## Постановка задачи
Воспроизведите строки материала без изменений: начните с самой первой строки и остановитесь после строки, содержащей «candle-down [462,543,467,547]», включив её.

## Исходные данные
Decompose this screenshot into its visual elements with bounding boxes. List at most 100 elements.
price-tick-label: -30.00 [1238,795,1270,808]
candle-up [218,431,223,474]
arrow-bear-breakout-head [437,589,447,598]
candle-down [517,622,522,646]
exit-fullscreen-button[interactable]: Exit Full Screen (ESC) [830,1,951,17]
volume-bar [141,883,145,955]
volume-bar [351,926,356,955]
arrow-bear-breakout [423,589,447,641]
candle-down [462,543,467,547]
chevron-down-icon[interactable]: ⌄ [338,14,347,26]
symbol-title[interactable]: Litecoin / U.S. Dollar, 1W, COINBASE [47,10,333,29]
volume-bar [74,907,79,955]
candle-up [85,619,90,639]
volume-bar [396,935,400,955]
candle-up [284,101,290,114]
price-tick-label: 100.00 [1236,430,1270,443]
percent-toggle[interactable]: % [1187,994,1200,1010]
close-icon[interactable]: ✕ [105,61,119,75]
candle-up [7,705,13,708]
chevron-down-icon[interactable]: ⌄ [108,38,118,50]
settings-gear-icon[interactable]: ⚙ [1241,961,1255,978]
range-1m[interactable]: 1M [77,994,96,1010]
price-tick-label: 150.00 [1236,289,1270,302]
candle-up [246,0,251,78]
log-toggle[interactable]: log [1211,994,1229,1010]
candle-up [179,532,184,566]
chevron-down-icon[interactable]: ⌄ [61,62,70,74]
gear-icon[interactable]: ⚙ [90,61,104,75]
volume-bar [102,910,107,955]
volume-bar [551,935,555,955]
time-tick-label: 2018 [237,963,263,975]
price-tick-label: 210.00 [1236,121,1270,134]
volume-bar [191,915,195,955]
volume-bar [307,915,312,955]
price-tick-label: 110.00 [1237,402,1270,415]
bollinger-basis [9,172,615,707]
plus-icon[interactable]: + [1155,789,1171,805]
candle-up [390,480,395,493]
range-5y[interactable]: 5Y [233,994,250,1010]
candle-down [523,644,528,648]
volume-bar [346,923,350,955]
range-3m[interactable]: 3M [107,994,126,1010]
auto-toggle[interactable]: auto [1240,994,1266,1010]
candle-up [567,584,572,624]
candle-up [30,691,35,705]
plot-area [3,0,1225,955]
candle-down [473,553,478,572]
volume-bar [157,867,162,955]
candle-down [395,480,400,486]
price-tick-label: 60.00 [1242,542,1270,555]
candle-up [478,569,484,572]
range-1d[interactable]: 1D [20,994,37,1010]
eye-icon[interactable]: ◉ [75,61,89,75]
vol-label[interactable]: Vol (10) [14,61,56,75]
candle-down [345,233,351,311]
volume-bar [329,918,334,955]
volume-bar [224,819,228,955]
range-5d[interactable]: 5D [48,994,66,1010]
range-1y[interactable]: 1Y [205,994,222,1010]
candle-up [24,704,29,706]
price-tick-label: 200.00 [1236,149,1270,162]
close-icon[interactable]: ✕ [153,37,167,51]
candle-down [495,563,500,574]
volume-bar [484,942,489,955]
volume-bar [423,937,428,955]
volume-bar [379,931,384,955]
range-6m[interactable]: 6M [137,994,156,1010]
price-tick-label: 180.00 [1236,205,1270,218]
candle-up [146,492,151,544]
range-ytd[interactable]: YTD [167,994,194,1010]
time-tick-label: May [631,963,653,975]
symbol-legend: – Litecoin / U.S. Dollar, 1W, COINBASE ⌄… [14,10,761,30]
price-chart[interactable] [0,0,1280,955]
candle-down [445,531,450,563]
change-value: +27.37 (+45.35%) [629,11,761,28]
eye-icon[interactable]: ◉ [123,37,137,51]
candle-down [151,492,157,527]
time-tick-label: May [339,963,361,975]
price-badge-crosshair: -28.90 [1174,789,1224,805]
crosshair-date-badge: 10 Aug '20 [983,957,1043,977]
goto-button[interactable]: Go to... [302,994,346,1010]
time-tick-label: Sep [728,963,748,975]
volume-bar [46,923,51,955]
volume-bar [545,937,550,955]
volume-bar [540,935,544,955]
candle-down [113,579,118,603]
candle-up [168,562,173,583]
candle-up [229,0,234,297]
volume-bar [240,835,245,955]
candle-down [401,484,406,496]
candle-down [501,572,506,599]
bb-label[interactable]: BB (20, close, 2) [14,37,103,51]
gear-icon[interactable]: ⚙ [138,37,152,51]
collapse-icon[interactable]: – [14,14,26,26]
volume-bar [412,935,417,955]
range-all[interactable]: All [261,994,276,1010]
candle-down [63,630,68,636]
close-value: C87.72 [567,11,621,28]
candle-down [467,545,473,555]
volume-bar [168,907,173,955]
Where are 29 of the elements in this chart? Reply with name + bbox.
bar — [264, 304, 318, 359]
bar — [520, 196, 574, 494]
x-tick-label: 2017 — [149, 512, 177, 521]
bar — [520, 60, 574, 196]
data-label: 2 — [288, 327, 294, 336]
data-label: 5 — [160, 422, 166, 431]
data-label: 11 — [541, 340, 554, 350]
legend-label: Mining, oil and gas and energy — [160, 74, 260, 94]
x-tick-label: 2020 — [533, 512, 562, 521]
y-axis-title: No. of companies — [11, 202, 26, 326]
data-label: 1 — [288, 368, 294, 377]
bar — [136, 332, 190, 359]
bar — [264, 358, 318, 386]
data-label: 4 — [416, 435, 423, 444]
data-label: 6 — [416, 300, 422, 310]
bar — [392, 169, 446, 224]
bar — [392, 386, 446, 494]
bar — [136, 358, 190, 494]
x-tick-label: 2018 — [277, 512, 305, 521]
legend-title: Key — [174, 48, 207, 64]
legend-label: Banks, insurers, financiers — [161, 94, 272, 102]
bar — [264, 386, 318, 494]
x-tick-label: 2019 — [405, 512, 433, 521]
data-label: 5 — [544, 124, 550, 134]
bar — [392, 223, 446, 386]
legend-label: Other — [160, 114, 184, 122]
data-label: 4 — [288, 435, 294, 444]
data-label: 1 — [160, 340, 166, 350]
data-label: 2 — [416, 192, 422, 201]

## Ответ к задаче
Decompose this screenshot into its visual elements with bounding boxes. List at most 100 elements.
price-tick-label: -30.00 [1238,795,1270,808]
candle-up [218,431,223,474]
arrow-bear-breakout-head [437,589,447,598]
candle-down [517,622,522,646]
exit-fullscreen-button[interactable]: Exit Full Screen (ESC) [830,1,951,17]
volume-bar [141,883,145,955]
volume-bar [351,926,356,955]
arrow-bear-breakout [423,589,447,641]
candle-down [462,543,467,547]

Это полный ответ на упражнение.